Top of EXCERPT PROVIDED


    Employment data on table 2.

  • Report this Comment On May 30, 2012, at 11:15 AM, TMFMorgan wrote:

    <<You forgot 2010 mid-terms were about "Repeal Obamacare.">>

    The 2010 election was not a presidential cycle.

  • Report this Comment On May 30, 2012, at 11:18 AM, TopAustrianFool wrote:

    "There's virtually no correlation between the unemployment rate on Election Day and an incumbent's chance of winning. Even looking at the change in unemployment throughout an incumbent's term, the correlation was weak. Same if you narrowed it down to just the post-World War II period. Even if you are "more or less deliberately cherry-picking" the data, Silver wrote, the correlation between unemployment and presidential elections is elusive."

    Hey Morgan, you must be releaived.

  • Report this Comment On May 30, 2012, at 11:19 AM, TopAustrianFool wrote:

    Yikes!

    ...must be relieved.

  • Report this Comment On May 30, 2012, at 12:57 PM, obga18 wrote:

    i hate when politics come up on sites i like to visit, puts a sour taste in my mouth..

  • Report this Comment On May 30, 2012, at 1:04 PM, TMFMorgan wrote:

    Sorry for the sour taste, obga18. For better or worse, it's hard to divorce politics from the macro economy, and the macro economy plays a large role in investment performance (2008-2009, for example), so these things do tie in together. I don't think there's anything wrong with being political in an investment forum; it's partisanship that should be avoided.

  • Report this Comment On May 31, 2012, at 11:28 AM, DS31 wrote:

    Morgan,

    I thought the participation rate in presidental elections is rarely above 50%. Wouldn't that suggest that the "cross section" of actual voters is much more likely to be representative of the broader economy? That is, if roughly 50% of the total unemployed are actually voting, then the "sample" is a fairly good representation of the "whole."

Bottom of EXCERPT PROVIDED

> **TO DO**
In the comment thread, what does TMFMorgan say should be avoided in an investment forum? Please answer in a few words. The data after this point is separate from the comment thread.

Top of DATASET RECORDS

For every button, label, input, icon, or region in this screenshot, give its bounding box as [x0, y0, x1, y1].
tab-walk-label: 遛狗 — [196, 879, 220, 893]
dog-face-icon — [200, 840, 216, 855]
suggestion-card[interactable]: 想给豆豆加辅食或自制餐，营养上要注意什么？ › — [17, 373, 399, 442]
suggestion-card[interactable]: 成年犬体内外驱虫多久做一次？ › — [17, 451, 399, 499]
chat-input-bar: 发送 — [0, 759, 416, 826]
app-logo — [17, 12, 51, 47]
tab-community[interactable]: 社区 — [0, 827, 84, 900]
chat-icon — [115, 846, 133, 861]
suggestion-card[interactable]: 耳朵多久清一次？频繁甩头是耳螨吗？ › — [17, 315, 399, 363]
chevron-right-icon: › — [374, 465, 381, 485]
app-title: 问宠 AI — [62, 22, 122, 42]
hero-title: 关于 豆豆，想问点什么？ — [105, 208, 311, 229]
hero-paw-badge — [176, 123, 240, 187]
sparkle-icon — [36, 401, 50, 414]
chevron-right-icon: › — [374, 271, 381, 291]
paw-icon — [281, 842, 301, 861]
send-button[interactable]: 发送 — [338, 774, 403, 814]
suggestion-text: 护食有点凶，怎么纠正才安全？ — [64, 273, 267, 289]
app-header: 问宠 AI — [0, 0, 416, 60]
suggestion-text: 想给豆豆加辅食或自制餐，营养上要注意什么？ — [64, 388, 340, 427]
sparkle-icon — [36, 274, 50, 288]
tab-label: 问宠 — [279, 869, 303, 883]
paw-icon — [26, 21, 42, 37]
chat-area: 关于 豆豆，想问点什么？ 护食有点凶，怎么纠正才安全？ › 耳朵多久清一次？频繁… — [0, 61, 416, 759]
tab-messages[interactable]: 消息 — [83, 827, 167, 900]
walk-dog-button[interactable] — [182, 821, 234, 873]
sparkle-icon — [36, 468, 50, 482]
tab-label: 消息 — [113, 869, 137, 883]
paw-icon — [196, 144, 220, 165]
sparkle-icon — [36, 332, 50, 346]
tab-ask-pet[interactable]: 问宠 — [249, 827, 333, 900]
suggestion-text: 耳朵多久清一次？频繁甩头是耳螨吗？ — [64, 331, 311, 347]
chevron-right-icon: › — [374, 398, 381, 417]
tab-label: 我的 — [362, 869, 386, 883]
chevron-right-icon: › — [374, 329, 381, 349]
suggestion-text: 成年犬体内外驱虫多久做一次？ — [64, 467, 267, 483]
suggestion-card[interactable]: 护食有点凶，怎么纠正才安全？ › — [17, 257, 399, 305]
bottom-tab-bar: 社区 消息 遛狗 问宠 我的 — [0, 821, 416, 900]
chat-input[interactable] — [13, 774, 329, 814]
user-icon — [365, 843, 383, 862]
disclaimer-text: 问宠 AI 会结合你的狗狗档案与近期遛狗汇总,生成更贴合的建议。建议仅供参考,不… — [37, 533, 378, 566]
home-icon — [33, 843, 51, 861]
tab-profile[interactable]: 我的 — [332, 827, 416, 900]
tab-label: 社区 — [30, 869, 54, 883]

Bottom of DATASET RECORDS

> **THE COMPLETED TASK**
Partisanship.